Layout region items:
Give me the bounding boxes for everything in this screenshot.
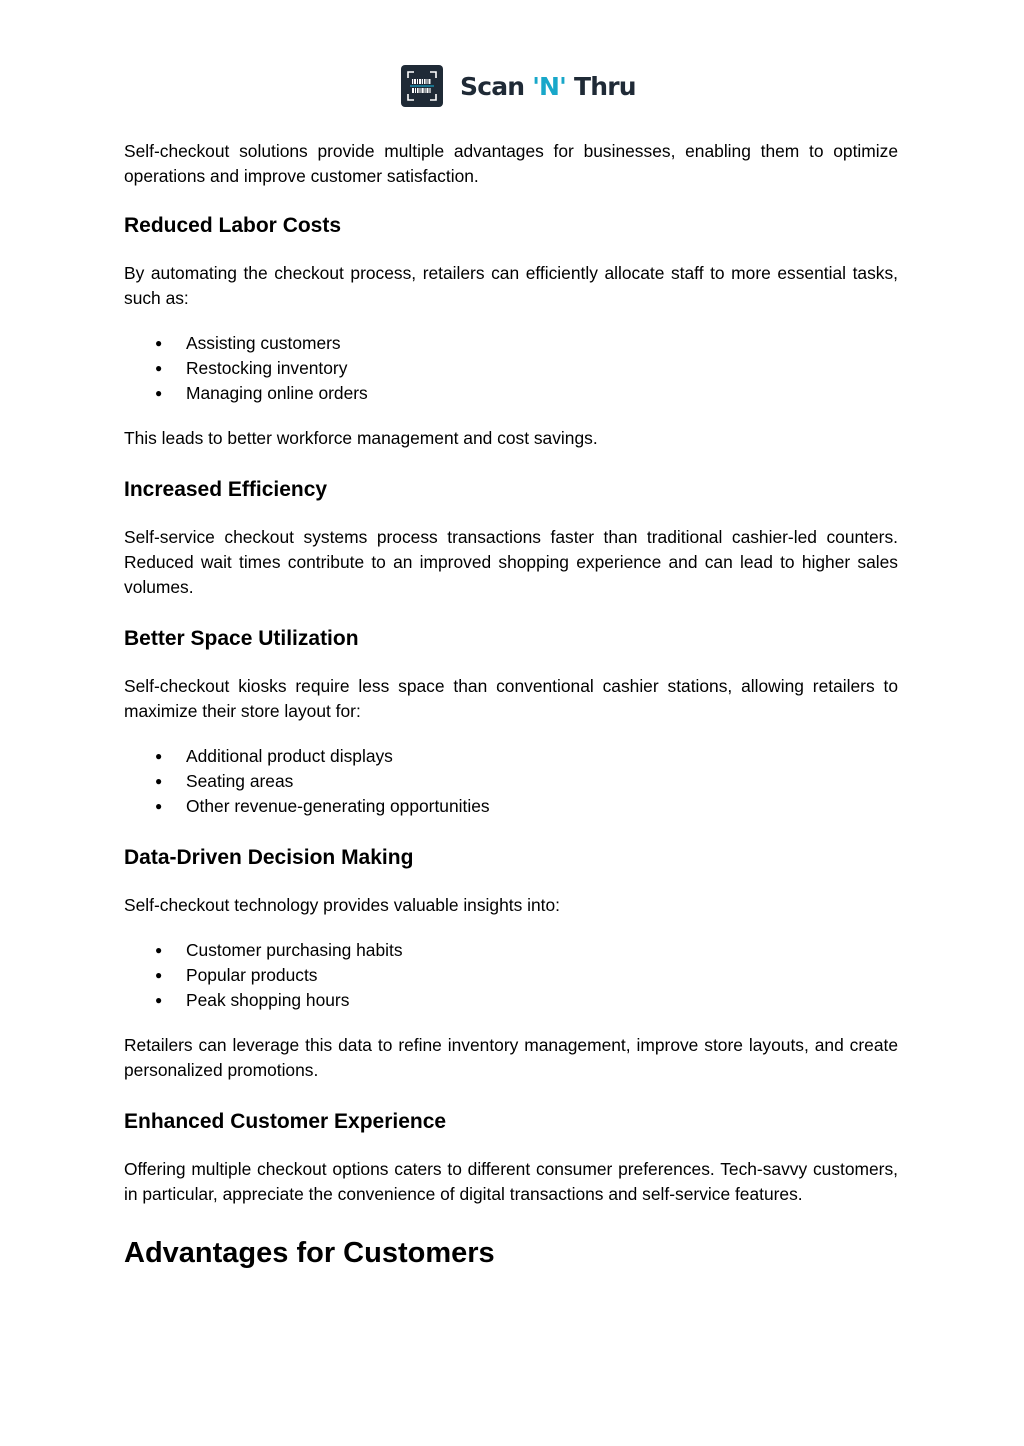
intro-paragraph: Self-checkout solutions provide multiple advantages for businesses, enabling them to optimize operations and improve customer satisfaction. bbox=[124, 141, 898, 186]
barcode-scanner-icon bbox=[401, 65, 443, 107]
list-item: ● Additional product displays bbox=[124, 744, 898, 769]
list-item: ● Popular products bbox=[124, 963, 898, 988]
brand-name-part2: Thru bbox=[566, 71, 636, 101]
section-heading: Enhanced Customer Experience bbox=[124, 1110, 447, 1133]
section-closing: Retailers can leverage this data to refine inventory management, improve store layouts, and create personalized promotions. bbox=[124, 1035, 898, 1080]
section-paragraph: Offering multiple checkout options caters to different consumer preferences. Tech-savvy customers, in particular, appreciate the convenience of digital transactions and self-service features. bbox=[124, 1159, 898, 1204]
document-body bbox=[124, 139, 898, 1270]
bullet-list bbox=[124, 331, 898, 406]
section-heading: Increased Efficiency bbox=[124, 478, 328, 501]
section-paragraph: Self-checkout kiosks require less space than conventional cashier stations, allowing retailers to maximize their store layout for: bbox=[124, 676, 898, 721]
section-heading: Reduced Labor Costs bbox=[124, 214, 342, 237]
section-paragraph: Self-checkout technology provides valuable insights into: bbox=[124, 895, 560, 915]
brand-name-accent: 'N' bbox=[532, 71, 567, 101]
major-heading: Advantages for Customers bbox=[124, 1237, 495, 1269]
list-item: ● Assisting customers bbox=[124, 331, 898, 356]
section-paragraph: Self-service checkout systems process transactions faster than traditional cashier-led counters. Reduced wait times contribute to an improved shopping experience and can lead to higher sales volumes. bbox=[124, 527, 898, 597]
brand-name-part1: Scan bbox=[460, 71, 533, 101]
section-closing: This leads to better workforce management and cost savings. bbox=[124, 428, 598, 448]
list-item: ● Managing online orders bbox=[124, 381, 898, 406]
list-item: ● Peak shopping hours bbox=[124, 988, 898, 1013]
list-item: ● Customer purchasing habits bbox=[124, 938, 898, 963]
brand-logo bbox=[401, 64, 636, 108]
section-heading: Data-Driven Decision Making bbox=[124, 846, 414, 869]
list-item: ● Restocking inventory bbox=[124, 356, 898, 381]
list-item: ● Other revenue-generating opportunities bbox=[124, 794, 898, 819]
section-paragraph: By automating the checkout process, retailers can efficiently allocate staff to more essential tasks, such as: bbox=[124, 263, 898, 308]
bullet-list bbox=[124, 744, 898, 819]
section-heading: Better Space Utilization bbox=[124, 627, 359, 650]
brand-name bbox=[460, 72, 636, 101]
list-item: ● Seating areas bbox=[124, 769, 898, 794]
bullet-list bbox=[124, 938, 898, 1013]
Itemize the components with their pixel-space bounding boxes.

Exercise goal: Edit the items above by changing every "section-heading" to "subsection-heading" and leaving everything else as it is. Leave out the pictures when you write the items back out.

Result below:
Give me the bounding boxes for everything in this screenshot.
intro-paragraph: Self-checkout solutions provide multiple advantages for businesses, enabling them to optimize operations and improve customer satisfaction. bbox=[124, 141, 898, 186]
barcode-scanner-icon bbox=[401, 65, 443, 107]
list-item: ● Additional product displays bbox=[124, 744, 898, 769]
list-item: ● Popular products bbox=[124, 963, 898, 988]
brand-name-part2: Thru bbox=[566, 71, 636, 101]
subsection-heading: Enhanced Customer Experience bbox=[124, 1110, 447, 1133]
section-closing: Retailers can leverage this data to refine inventory management, improve store layouts, and create personalized promotions. bbox=[124, 1035, 898, 1080]
section-paragraph: Offering multiple checkout options caters to different consumer preferences. Tech-savvy customers, in particular, appreciate the convenience of digital transactions and self-service features. bbox=[124, 1159, 898, 1204]
document-body bbox=[124, 139, 898, 1270]
bullet-list bbox=[124, 331, 898, 406]
subsection-heading: Increased Efficiency bbox=[124, 478, 328, 501]
section-paragraph: Self-checkout kiosks require less space than conventional cashier stations, allowing retailers to maximize their store layout for: bbox=[124, 676, 898, 721]
subsection-heading: Reduced Labor Costs bbox=[124, 214, 342, 237]
section-paragraph: Self-checkout technology provides valuable insights into: bbox=[124, 895, 560, 915]
brand-name-accent: 'N' bbox=[532, 71, 567, 101]
major-heading: Advantages for Customers bbox=[124, 1237, 495, 1269]
list-item: ● Assisting customers bbox=[124, 331, 898, 356]
section-paragraph: Self-service checkout systems process transactions faster than traditional cashier-led counters. Reduced wait times contribute to an improved shopping experience and can lead to higher sales volumes. bbox=[124, 527, 898, 597]
brand-name-part1: Scan bbox=[460, 71, 533, 101]
section-closing: This leads to better workforce management and cost savings. bbox=[124, 428, 598, 448]
list-item: ● Managing online orders bbox=[124, 381, 898, 406]
list-item: ● Peak shopping hours bbox=[124, 988, 898, 1013]
list-item: ● Customer purchasing habits bbox=[124, 938, 898, 963]
brand-logo bbox=[401, 64, 636, 108]
subsection-heading: Data-Driven Decision Making bbox=[124, 846, 414, 869]
list-item: ● Restocking inventory bbox=[124, 356, 898, 381]
list-item: ● Other revenue-generating opportunities bbox=[124, 794, 898, 819]
section-paragraph: By automating the checkout process, retailers can efficiently allocate staff to more essential tasks, such as: bbox=[124, 263, 898, 308]
bullet-list bbox=[124, 744, 898, 819]
subsection-heading: Better Space Utilization bbox=[124, 627, 359, 650]
brand-name bbox=[460, 72, 636, 101]
list-item: ● Seating areas bbox=[124, 769, 898, 794]
bullet-list bbox=[124, 938, 898, 1013]
Itemize the components with their pixel-space bounding boxes.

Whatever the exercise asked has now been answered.